◆ **Supplied entries**
-- start --

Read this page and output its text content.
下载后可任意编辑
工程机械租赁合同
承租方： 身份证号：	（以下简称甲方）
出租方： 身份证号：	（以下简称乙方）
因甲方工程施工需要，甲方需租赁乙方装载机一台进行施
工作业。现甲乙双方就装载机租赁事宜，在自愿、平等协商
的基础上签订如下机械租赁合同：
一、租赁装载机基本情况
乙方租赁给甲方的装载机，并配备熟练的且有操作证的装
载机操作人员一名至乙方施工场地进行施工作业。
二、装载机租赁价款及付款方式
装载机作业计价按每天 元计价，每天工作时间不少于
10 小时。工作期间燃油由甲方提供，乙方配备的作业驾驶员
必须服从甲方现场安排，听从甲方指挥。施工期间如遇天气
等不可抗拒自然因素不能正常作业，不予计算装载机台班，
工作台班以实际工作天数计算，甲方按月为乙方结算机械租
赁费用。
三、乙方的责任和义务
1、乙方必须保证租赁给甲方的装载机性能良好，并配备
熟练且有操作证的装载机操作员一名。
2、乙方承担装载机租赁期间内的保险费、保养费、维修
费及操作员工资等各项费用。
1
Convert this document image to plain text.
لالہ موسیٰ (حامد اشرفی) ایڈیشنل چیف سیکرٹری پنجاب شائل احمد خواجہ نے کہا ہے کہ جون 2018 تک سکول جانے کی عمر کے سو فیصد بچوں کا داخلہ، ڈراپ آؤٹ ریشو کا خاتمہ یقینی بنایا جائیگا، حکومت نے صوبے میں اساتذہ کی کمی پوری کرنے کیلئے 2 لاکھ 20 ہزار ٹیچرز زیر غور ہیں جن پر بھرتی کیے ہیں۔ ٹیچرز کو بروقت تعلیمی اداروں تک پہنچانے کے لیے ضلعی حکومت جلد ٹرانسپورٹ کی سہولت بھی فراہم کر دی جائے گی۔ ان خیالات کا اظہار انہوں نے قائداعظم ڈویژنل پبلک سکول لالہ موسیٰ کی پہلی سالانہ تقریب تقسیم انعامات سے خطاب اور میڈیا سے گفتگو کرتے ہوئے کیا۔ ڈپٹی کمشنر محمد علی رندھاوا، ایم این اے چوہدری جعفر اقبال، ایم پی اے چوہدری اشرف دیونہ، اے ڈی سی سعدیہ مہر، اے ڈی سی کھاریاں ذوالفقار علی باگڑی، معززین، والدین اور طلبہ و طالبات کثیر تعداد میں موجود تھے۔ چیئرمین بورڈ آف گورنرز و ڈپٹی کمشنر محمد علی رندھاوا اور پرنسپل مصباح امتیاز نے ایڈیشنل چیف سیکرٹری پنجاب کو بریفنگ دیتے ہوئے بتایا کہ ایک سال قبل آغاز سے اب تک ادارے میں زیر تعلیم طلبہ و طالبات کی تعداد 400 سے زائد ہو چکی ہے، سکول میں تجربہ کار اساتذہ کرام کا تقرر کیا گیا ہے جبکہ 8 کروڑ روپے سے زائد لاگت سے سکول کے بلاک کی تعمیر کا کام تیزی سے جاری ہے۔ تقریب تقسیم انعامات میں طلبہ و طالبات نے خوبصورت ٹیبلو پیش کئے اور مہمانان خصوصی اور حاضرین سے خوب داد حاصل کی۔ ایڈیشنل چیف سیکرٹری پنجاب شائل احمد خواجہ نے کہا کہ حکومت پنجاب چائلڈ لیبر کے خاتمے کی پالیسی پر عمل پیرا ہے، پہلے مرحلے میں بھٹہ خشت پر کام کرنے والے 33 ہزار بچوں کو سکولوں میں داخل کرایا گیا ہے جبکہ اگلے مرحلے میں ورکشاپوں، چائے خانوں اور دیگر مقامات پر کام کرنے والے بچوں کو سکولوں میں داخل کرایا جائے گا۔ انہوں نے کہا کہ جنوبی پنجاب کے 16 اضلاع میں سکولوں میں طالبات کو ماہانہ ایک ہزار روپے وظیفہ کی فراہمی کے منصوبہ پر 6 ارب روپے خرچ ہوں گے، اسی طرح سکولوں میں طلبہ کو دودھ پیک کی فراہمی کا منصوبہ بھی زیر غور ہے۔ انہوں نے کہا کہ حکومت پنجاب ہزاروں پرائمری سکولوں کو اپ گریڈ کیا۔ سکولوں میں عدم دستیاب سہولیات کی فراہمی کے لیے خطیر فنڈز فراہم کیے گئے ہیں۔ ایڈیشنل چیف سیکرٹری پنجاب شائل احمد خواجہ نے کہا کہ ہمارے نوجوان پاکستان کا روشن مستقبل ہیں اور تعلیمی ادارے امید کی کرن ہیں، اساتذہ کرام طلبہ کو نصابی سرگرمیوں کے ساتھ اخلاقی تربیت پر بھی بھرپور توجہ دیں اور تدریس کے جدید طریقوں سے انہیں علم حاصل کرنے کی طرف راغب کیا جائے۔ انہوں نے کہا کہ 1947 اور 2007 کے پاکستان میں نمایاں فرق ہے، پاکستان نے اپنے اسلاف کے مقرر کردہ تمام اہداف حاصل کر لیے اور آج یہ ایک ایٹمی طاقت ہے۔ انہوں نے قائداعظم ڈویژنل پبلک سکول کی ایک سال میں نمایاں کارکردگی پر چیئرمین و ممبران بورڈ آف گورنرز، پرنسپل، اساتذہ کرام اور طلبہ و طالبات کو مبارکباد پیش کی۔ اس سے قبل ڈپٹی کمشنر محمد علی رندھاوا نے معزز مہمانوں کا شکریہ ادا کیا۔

-- end --

Out of the records, collect only those lines that contain the string "text".

Read this page and output its text content.
Convert this document image to plain text.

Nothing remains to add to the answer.